Repeat the lines that follow, leaving nothing out.
***** SUPPLIED INFORMATION *****
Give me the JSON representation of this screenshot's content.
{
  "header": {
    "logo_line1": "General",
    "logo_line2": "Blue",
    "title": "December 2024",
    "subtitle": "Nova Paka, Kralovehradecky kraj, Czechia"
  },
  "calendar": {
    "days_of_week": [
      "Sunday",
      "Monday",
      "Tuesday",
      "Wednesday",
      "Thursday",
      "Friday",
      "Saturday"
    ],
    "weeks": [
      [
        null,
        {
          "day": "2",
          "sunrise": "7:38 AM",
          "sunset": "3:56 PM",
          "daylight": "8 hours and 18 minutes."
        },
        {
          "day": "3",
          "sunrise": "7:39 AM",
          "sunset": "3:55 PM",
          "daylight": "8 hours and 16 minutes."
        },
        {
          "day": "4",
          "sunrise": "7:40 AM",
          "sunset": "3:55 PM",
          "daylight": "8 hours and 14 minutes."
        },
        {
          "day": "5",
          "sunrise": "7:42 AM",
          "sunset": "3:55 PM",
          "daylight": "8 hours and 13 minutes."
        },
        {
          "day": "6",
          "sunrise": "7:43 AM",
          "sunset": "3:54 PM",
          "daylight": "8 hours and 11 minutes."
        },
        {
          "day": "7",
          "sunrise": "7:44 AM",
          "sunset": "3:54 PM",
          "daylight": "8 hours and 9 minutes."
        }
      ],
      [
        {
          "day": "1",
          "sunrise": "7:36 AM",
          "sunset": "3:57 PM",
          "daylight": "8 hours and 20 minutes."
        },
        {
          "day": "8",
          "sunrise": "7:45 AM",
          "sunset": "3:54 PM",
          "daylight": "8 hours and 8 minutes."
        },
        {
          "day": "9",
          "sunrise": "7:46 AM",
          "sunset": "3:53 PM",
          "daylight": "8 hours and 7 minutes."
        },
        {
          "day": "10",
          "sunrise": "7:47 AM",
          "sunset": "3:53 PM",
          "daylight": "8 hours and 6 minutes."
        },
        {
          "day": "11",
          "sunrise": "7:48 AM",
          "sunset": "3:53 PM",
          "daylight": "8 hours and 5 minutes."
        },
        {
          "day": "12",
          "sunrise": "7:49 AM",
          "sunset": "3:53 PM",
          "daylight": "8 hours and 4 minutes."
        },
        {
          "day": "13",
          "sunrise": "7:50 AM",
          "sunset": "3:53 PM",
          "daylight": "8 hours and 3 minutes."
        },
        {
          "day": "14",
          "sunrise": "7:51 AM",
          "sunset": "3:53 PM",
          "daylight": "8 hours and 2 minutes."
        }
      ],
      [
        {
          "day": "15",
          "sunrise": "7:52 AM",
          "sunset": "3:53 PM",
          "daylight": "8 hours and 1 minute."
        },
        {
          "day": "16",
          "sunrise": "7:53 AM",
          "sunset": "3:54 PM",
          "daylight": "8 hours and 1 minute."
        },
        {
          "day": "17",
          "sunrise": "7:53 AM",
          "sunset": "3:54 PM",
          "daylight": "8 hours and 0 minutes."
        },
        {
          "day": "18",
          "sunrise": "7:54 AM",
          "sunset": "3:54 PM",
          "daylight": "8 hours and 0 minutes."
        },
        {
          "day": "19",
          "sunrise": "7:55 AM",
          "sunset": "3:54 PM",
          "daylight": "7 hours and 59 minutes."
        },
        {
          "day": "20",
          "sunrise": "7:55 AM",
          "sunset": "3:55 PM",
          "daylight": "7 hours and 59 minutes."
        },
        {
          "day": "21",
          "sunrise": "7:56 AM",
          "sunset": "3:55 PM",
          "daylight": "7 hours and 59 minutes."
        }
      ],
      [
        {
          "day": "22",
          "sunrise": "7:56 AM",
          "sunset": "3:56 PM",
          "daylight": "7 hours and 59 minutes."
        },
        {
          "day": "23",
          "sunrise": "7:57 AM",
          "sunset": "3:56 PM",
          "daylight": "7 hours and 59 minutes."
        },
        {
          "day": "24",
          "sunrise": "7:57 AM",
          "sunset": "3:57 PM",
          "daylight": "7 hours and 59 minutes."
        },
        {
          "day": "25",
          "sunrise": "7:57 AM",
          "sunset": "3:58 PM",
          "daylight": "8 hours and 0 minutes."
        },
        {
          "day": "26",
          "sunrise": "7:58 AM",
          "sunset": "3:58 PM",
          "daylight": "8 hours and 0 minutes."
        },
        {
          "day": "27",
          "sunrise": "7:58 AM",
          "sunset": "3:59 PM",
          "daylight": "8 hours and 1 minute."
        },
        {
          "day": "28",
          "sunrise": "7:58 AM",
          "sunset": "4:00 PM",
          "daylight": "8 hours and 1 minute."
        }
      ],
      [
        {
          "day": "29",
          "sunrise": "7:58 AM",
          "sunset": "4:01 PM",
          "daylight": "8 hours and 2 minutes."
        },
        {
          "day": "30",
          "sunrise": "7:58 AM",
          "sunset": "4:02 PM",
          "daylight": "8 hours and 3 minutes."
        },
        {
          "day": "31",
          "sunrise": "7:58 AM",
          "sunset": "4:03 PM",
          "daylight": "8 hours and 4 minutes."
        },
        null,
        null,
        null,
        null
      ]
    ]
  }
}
*****
--- OUTPUT FOR THIS TASK ---
Give me the JSON representation of this screenshot's content.
{
  "header": {
    "logo_line1": "General",
    "logo_line2": "Blue",
    "title": "December 2024",
    "subtitle": "Nova Paka, Kralovehradecky kraj, Czechia"
  },
  "calendar": {
    "days_of_week": [
      "Sunday",
      "Monday",
      "Tuesday",
      "Wednesday",
      "Thursday",
      "Friday",
      "Saturday"
    ],
    "weeks": [
      [
        null,
        {
          "day": "2",
          "sunrise": "7:38 AM",
          "sunset": "3:56 PM",
          "daylight": "8 hours and 18 minutes."
        },
        {
          "day": "3",
          "sunrise": "7:39 AM",
          "sunset": "3:55 PM",
          "daylight": "8 hours and 16 minutes."
        },
        {
          "day": "4",
          "sunrise": "7:40 AM",
          "sunset": "3:55 PM",
          "daylight": "8 hours and 14 minutes."
        },
        {
          "day": "5",
          "sunrise": "7:42 AM",
          "sunset": "3:55 PM",
          "daylight": "8 hours and 13 minutes."
        },
        {
          "day": "6",
          "sunrise": "7:43 AM",
          "sunset": "3:54 PM",
          "daylight": "8 hours and 11 minutes."
        },
        {
          "day": "7",
          "sunrise": "7:44 AM",
          "sunset": "3:54 PM",
          "daylight": "8 hours and 9 minutes."
        }
      ],
      [
        {
          "day": "1",
          "sunrise": "7:36 AM",
          "sunset": "3:57 PM",
          "daylight": "8 hours and 20 minutes."
        },
        {
          "day": "8",
          "sunrise": "7:45 AM",
          "sunset": "3:54 PM",
          "daylight": "8 hours and 8 minutes."
        },
        {
          "day": "9",
          "sunrise": "7:46 AM",
          "sunset": "3:53 PM",
          "daylight": "8 hours and 7 minutes."
        },
        {
          "day": "10",
          "sunrise": "7:47 AM",
          "sunset": "3:53 PM",
          "daylight": "8 hours and 6 minutes."
        },
        {
          "day": "11",
          "sunrise": "7:48 AM",
          "sunset": "3:53 PM",
          "daylight": "8 hours and 5 minutes."
        },
        {
          "day": "12",
          "sunrise": "7:49 AM",
          "sunset": "3:53 PM",
          "daylight": "8 hours and 4 minutes."
        },
        {
          "day": "13",
          "sunrise": "7:50 AM",
          "sunset": "3:53 PM",
          "daylight": "8 hours and 3 minutes."
        },
        {
          "day": "14",
          "sunrise": "7:51 AM",
          "sunset": "3:53 PM",
          "daylight": "8 hours and 2 minutes."
        }
      ],
      [
        {
          "day": "15",
          "sunrise": "7:52 AM",
          "sunset": "3:53 PM",
          "daylight": "8 hours and 1 minute."
        },
        {
          "day": "16",
          "sunrise": "7:53 AM",
          "sunset": "3:54 PM",
          "daylight": "8 hours and 1 minute."
        },
        {
          "day": "17",
          "sunrise": "7:53 AM",
          "sunset": "3:54 PM",
          "daylight": "8 hours and 0 minutes."
        },
        {
          "day": "18",
          "sunrise": "7:54 AM",
          "sunset": "3:54 PM",
          "daylight": "8 hours and 0 minutes."
        },
        {
          "day": "19",
          "sunrise": "7:55 AM",
          "sunset": "3:54 PM",
          "daylight": "7 hours and 59 minutes."
        },
        {
          "day": "20",
          "sunrise": "7:55 AM",
          "sunset": "3:55 PM",
          "daylight": "7 hours and 59 minutes."
        },
        {
          "day": "21",
          "sunrise": "7:56 AM",
          "sunset": "3:55 PM",
          "daylight": "7 hours and 59 minutes."
        }
      ],
      [
        {
          "day": "22",
          "sunrise": "7:56 AM",
          "sunset": "3:56 PM",
          "daylight": "7 hours and 59 minutes."
        },
        {
          "day": "23",
          "sunrise": "7:57 AM",
          "sunset": "3:56 PM",
          "daylight": "7 hours and 59 minutes."
        },
        {
          "day": "24",
          "sunrise": "7:57 AM",
          "sunset": "3:57 PM",
          "daylight": "7 hours and 59 minutes."
        },
        {
          "day": "25",
          "sunrise": "7:57 AM",
          "sunset": "3:58 PM",
          "daylight": "8 hours and 0 minutes."
        },
        {
          "day": "26",
          "sunrise": "7:58 AM",
          "sunset": "3:58 PM",
          "daylight": "8 hours and 0 minutes."
        },
        {
          "day": "27",
          "sunrise": "7:58 AM",
          "sunset": "3:59 PM",
          "daylight": "8 hours and 1 minute."
        },
        {
          "day": "28",
          "sunrise": "7:58 AM",
          "sunset": "4:00 PM",
          "daylight": "8 hours and 1 minute."
        }
      ],
      [
        {
          "day": "29",
          "sunrise": "7:58 AM",
          "sunset": "4:01 PM",
          "daylight": "8 hours and 2 minutes."
        },
        {
          "day": "30",
          "sunrise": "7:58 AM",
          "sunset": "4:02 PM",
          "daylight": "8 hours and 3 minutes."
        },
        {
          "day": "31",
          "sunrise": "7:58 AM",
          "sunset": "4:03 PM",
          "daylight": "8 hours and 4 minutes."
        },
        null,
        null,
        null,
        null
      ]
    ]
  }
}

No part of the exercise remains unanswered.